··· Provided data ···

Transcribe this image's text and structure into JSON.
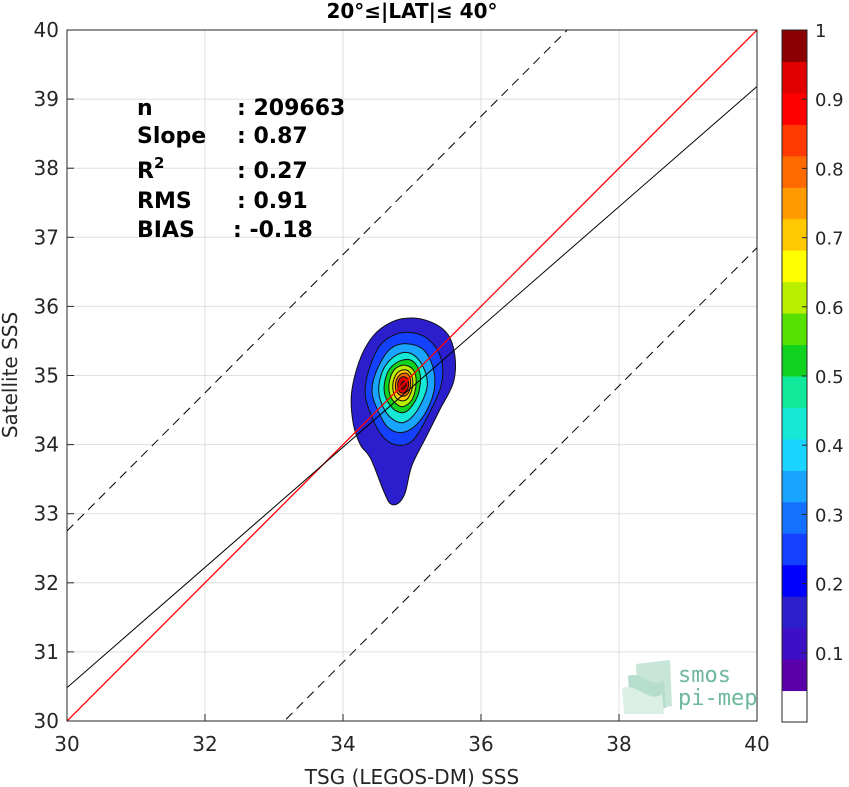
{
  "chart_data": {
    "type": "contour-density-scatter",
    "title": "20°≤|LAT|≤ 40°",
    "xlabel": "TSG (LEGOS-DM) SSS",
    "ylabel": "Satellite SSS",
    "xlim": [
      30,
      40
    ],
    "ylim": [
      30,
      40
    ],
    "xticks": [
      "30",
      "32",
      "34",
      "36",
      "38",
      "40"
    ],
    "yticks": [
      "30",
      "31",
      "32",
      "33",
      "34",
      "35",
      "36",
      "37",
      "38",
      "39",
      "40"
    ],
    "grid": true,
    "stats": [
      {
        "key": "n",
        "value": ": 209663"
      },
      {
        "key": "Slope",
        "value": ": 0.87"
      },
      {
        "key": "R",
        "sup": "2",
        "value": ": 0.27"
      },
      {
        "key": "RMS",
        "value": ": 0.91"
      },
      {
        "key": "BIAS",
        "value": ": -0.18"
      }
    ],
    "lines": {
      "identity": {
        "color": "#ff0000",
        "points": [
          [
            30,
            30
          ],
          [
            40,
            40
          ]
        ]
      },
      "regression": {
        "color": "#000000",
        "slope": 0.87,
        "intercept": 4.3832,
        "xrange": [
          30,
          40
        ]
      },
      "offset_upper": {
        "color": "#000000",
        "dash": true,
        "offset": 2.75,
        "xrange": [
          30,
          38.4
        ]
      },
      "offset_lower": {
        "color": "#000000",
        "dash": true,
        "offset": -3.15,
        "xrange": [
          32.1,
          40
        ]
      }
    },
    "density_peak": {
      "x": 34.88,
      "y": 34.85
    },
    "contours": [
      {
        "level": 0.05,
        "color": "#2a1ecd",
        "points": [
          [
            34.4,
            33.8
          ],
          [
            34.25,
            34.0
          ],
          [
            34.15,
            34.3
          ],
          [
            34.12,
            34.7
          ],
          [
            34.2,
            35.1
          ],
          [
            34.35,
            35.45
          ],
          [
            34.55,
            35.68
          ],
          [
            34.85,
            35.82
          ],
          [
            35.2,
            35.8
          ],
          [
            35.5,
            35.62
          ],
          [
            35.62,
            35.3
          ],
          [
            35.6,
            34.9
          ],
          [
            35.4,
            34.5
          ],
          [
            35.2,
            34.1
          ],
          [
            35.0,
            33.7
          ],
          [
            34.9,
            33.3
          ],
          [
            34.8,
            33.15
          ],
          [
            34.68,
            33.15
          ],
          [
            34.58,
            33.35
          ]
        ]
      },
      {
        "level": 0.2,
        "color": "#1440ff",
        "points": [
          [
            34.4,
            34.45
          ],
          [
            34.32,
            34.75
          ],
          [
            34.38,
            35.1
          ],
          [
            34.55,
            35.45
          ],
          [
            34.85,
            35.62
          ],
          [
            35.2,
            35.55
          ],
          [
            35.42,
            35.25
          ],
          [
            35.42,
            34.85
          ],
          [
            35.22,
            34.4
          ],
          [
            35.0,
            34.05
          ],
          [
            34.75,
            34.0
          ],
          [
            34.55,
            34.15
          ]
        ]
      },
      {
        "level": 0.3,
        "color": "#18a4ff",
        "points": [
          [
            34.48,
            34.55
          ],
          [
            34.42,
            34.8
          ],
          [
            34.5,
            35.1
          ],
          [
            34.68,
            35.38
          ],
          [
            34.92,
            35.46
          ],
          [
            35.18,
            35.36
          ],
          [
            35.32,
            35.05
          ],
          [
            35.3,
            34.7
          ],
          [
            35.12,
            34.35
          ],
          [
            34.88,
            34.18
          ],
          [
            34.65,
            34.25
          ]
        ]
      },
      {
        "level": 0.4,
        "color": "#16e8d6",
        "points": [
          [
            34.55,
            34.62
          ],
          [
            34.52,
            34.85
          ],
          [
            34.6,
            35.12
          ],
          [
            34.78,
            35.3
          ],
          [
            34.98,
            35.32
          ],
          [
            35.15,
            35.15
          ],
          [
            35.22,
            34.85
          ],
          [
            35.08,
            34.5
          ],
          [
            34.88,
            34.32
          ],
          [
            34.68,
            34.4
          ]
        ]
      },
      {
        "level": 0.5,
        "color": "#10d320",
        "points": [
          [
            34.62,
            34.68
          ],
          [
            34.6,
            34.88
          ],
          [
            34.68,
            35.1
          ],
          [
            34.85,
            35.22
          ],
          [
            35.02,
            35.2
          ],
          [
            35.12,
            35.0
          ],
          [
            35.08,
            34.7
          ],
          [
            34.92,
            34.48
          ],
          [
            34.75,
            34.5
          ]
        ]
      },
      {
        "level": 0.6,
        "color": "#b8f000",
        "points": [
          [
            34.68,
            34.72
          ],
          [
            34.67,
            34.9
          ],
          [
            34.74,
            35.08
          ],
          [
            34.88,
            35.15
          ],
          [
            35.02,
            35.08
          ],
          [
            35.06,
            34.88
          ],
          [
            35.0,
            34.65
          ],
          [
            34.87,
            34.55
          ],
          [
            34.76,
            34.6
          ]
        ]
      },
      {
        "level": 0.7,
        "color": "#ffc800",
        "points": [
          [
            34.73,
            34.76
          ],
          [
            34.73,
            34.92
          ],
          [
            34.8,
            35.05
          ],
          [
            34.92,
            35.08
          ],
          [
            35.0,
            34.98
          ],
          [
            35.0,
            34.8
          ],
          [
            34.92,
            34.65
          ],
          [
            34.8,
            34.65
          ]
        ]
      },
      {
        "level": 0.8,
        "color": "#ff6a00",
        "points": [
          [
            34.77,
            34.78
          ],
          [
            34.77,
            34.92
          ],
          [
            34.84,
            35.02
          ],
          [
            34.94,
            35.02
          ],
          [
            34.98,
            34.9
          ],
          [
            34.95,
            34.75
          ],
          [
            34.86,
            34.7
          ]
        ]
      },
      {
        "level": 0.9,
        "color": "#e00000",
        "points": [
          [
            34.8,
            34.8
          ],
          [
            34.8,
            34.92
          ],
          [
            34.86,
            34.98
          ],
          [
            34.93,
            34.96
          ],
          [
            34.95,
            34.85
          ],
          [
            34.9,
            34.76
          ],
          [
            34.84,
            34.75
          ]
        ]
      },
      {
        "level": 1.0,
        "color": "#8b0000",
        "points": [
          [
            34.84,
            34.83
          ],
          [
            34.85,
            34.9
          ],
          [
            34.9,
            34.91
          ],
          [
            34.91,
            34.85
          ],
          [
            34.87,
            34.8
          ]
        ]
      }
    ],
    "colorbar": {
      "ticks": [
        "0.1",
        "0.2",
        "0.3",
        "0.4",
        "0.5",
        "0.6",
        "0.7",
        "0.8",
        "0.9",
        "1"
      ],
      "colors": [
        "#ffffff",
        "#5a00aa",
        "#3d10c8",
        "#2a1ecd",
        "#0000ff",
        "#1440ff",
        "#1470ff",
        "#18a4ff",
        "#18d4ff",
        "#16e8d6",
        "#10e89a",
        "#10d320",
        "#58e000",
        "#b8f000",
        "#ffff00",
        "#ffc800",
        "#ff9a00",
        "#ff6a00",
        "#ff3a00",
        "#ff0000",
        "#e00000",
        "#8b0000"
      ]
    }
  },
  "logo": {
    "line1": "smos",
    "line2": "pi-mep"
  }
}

···
··· Provided data ···

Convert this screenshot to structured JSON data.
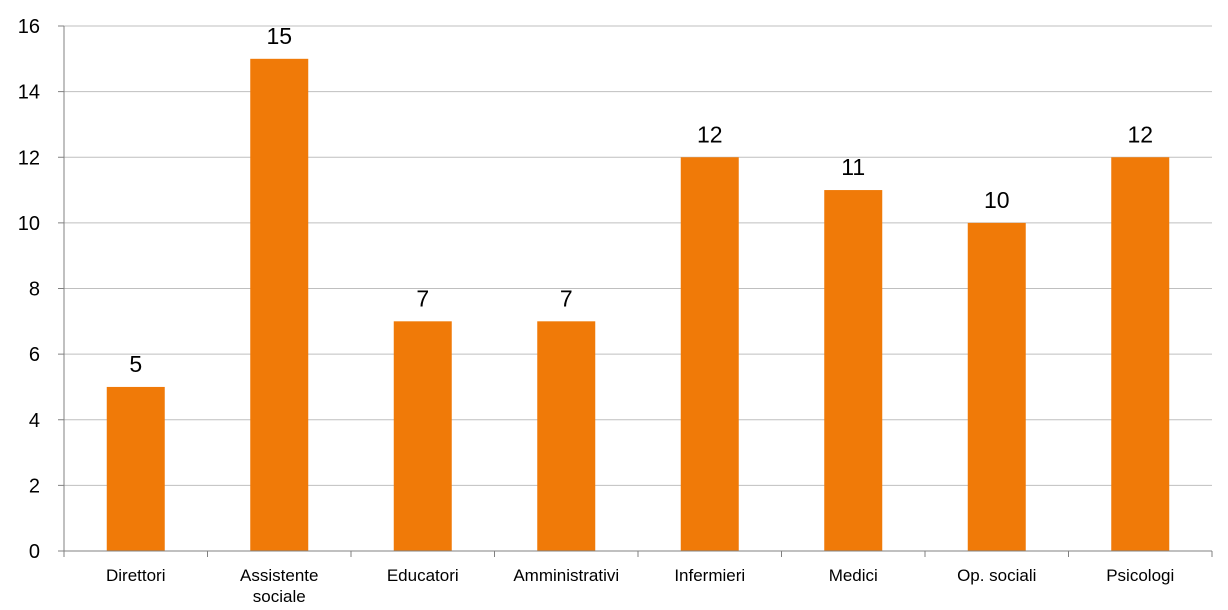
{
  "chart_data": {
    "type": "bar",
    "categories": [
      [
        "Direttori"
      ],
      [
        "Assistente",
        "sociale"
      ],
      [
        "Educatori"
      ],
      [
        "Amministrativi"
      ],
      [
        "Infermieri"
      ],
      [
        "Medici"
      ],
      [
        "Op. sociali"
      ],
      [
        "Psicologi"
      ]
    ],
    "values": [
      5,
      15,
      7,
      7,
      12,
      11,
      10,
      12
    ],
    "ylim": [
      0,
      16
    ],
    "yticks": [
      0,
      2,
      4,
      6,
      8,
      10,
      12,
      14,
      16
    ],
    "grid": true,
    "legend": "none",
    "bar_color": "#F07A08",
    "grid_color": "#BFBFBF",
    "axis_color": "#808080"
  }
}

···

Objective. Leave out every line without the string "level" and copy the rest.

Result for this task.
        "level": 0.05,
        "level": 0.2,
        "level": 0.3,
        "level": 0.4,
        "level": 0.5,
        "level": 0.6,
        "level": 0.7,
        "level": 0.8,
        "level": 0.9,
        "level": 1.0,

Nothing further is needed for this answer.